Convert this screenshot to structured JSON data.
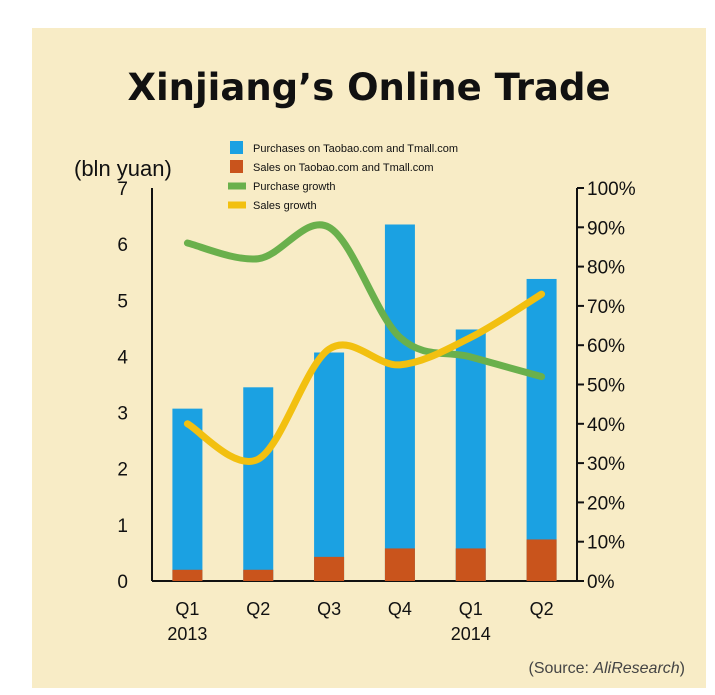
{
  "chart_data": {
    "type": "bar",
    "title": "Xinjiang’s Online Trade",
    "ylabel": "(bln yuan)",
    "source_prefix": "(Source: ",
    "source_name": "AliResearch",
    "source_suffix": ")",
    "categories": [
      "Q1",
      "Q2",
      "Q3",
      "Q4",
      "Q1",
      "Q2"
    ],
    "years": [
      "2013",
      "",
      "",
      "",
      "2014",
      ""
    ],
    "ylim": [
      0,
      7
    ],
    "y_ticks": [
      "0",
      "1",
      "2",
      "3",
      "4",
      "5",
      "6",
      "7"
    ],
    "y2lim": [
      0,
      100
    ],
    "y2_ticks": [
      "0%",
      "10%",
      "20%",
      "30%",
      "40%",
      "50%",
      "60%",
      "70%",
      "80%",
      "90%",
      "100%"
    ],
    "legend_position": "top",
    "series": [
      {
        "name": "Purchases on Taobao.com and Tmall.com",
        "type": "bar",
        "color": "#1ba1e2",
        "values": [
          3.07,
          3.45,
          4.07,
          6.35,
          4.48,
          5.38
        ]
      },
      {
        "name": "Sales on Taobao.com and Tmall.com",
        "type": "bar",
        "color": "#c9541c",
        "values": [
          0.2,
          0.2,
          0.43,
          0.58,
          0.58,
          0.74
        ]
      },
      {
        "name": "Purchase growth",
        "type": "line",
        "axis": "right",
        "color": "#6ab04c",
        "values": [
          86,
          82,
          90,
          62,
          57,
          52
        ]
      },
      {
        "name": "Sales growth",
        "type": "line",
        "axis": "right",
        "color": "#f2c010",
        "values": [
          40,
          31,
          59,
          55,
          62,
          73
        ]
      }
    ]
  }
}
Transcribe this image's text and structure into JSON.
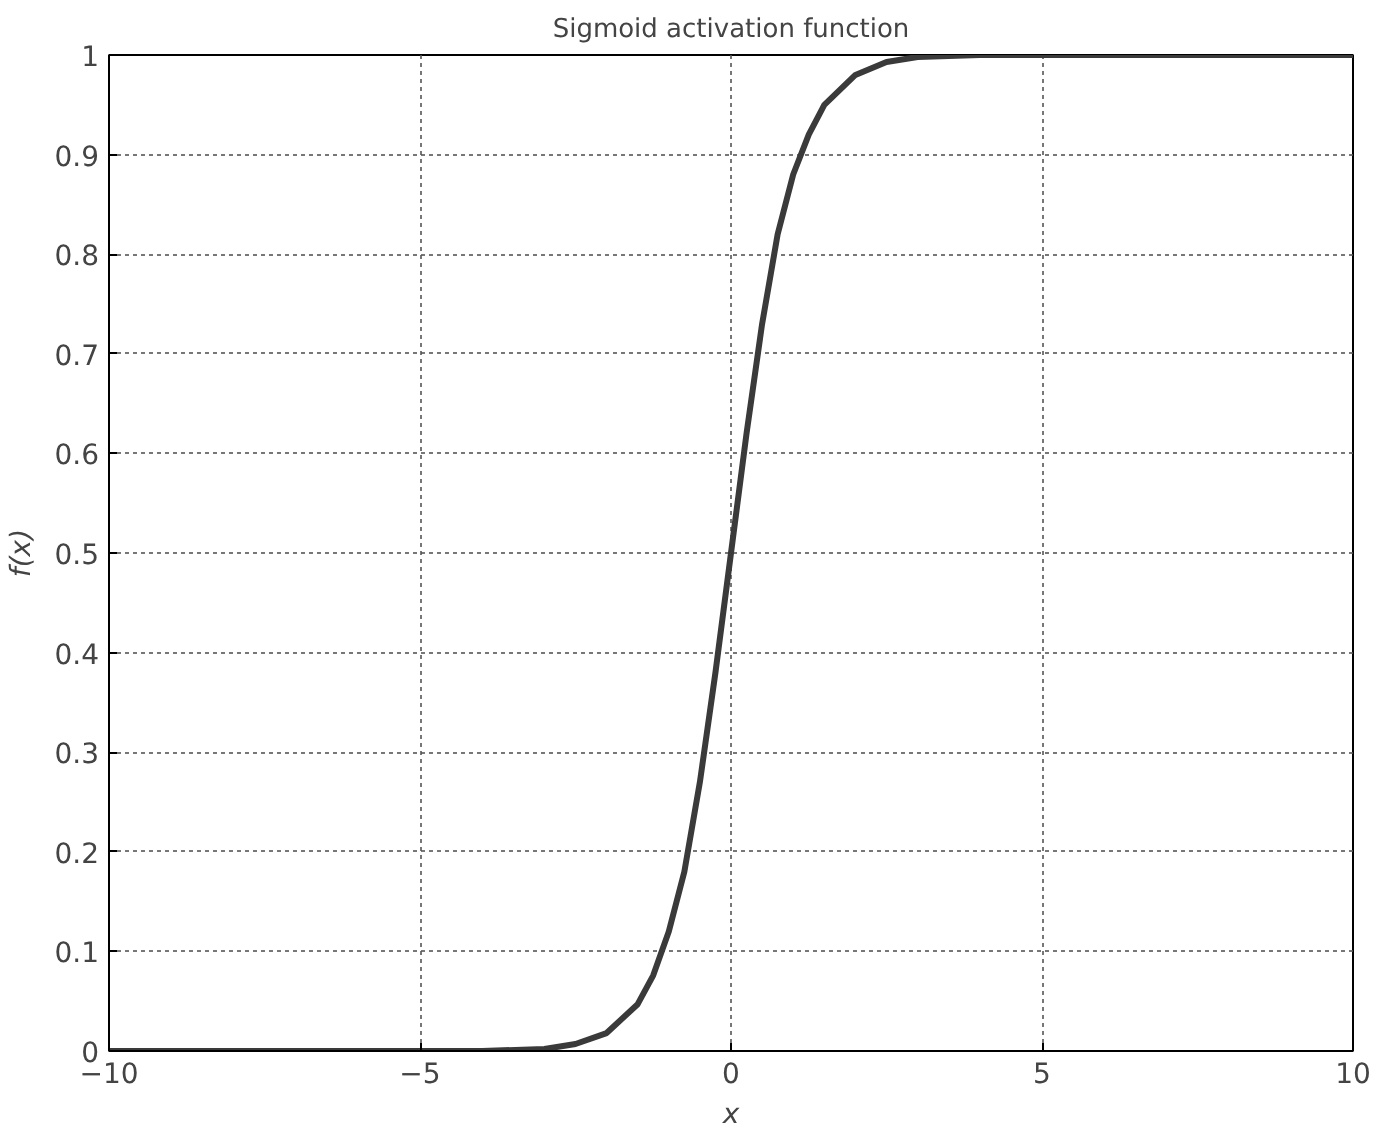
{
  "chart_data": {
    "type": "line",
    "title": "Sigmoid activation function",
    "xlabel": "x",
    "ylabel": "f(x)",
    "xlim": [
      -10,
      10
    ],
    "ylim": [
      0,
      1
    ],
    "xticks": [
      {
        "value": -10,
        "label": "−10"
      },
      {
        "value": -5,
        "label": "−5"
      },
      0,
      5,
      10
    ],
    "yticks": [
      0,
      0.1,
      0.2,
      0.3,
      0.4,
      0.5,
      0.6,
      0.7,
      0.8,
      0.9,
      1
    ],
    "grid": true,
    "line_style": "solid",
    "marker": "none",
    "series": [
      {
        "color": "#3a3a3a",
        "x": [
          -10,
          -6,
          -4,
          -3,
          -2.5,
          -2,
          -1.5,
          -1.25,
          -1,
          -0.75,
          -0.5,
          -0.25,
          0,
          0.25,
          0.5,
          0.75,
          1,
          1.25,
          1.5,
          2,
          2.5,
          3,
          4,
          6,
          10
        ],
        "values": [
          0,
          0,
          0,
          0.002,
          0.007,
          0.018,
          0.047,
          0.076,
          0.12,
          0.18,
          0.27,
          0.38,
          0.5,
          0.62,
          0.73,
          0.82,
          0.88,
          0.92,
          0.95,
          0.98,
          0.993,
          0.998,
          1,
          1,
          1
        ]
      }
    ]
  }
}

→ Exercise directions: Output the lines above in full and exactly as given, omitting any pictures.

→ Exercise response:
Convert this screenshot to structured JSON data.
{
  "chart_data": {
    "type": "bar",
    "title": "Xinjiang’s Online Trade",
    "ylabel": "(bln yuan)",
    "source_prefix": "(Source: ",
    "source_name": "AliResearch",
    "source_suffix": ")",
    "categories": [
      "Q1",
      "Q2",
      "Q3",
      "Q4",
      "Q1",
      "Q2"
    ],
    "years": [
      "2013",
      "",
      "",
      "",
      "2014",
      ""
    ],
    "ylim": [
      0,
      7
    ],
    "y_ticks": [
      "0",
      "1",
      "2",
      "3",
      "4",
      "5",
      "6",
      "7"
    ],
    "y2lim": [
      0,
      100
    ],
    "y2_ticks": [
      "0%",
      "10%",
      "20%",
      "30%",
      "40%",
      "50%",
      "60%",
      "70%",
      "80%",
      "90%",
      "100%"
    ],
    "legend_position": "top",
    "series": [
      {
        "name": "Purchases on Taobao.com and Tmall.com",
        "type": "bar",
        "color": "#1ba1e2",
        "values": [
          3.07,
          3.45,
          4.07,
          6.35,
          4.48,
          5.38
        ]
      },
      {
        "name": "Sales on Taobao.com and Tmall.com",
        "type": "bar",
        "color": "#c9541c",
        "values": [
          0.2,
          0.2,
          0.43,
          0.58,
          0.58,
          0.74
        ]
      },
      {
        "name": "Purchase growth",
        "type": "line",
        "axis": "right",
        "color": "#6ab04c",
        "values": [
          86,
          82,
          90,
          62,
          57,
          52
        ]
      },
      {
        "name": "Sales growth",
        "type": "line",
        "axis": "right",
        "color": "#f2c010",
        "values": [
          40,
          31,
          59,
          55,
          62,
          73
        ]
      }
    ]
  }
}
Transcribe this image's text and structure into JSON.
{
  "chart_data": {
    "type": "line",
    "title": "Sigmoid activation function",
    "xlabel": "x",
    "ylabel": "f(x)",
    "xlim": [
      -10,
      10
    ],
    "ylim": [
      0,
      1
    ],
    "xticks": [
      {
        "value": -10,
        "label": "−10"
      },
      {
        "value": -5,
        "label": "−5"
      },
      0,
      5,
      10
    ],
    "yticks": [
      0,
      0.1,
      0.2,
      0.3,
      0.4,
      0.5,
      0.6,
      0.7,
      0.8,
      0.9,
      1
    ],
    "grid": true,
    "line_style": "solid",
    "marker": "none",
    "series": [
      {
        "color": "#3a3a3a",
        "x": [
          -10,
          -6,
          -4,
          -3,
          -2.5,
          -2,
          -1.5,
          -1.25,
          -1,
          -0.75,
          -0.5,
          -0.25,
          0,
          0.25,
          0.5,
          0.75,
          1,
          1.25,
          1.5,
          2,
          2.5,
          3,
          4,
          6,
          10
        ],
        "values": [
          0,
          0,
          0,
          0.002,
          0.007,
          0.018,
          0.047,
          0.076,
          0.12,
          0.18,
          0.27,
          0.38,
          0.5,
          0.62,
          0.73,
          0.82,
          0.88,
          0.92,
          0.95,
          0.98,
          0.993,
          0.998,
          1,
          1,
          1
        ]
      }
    ]
  }
}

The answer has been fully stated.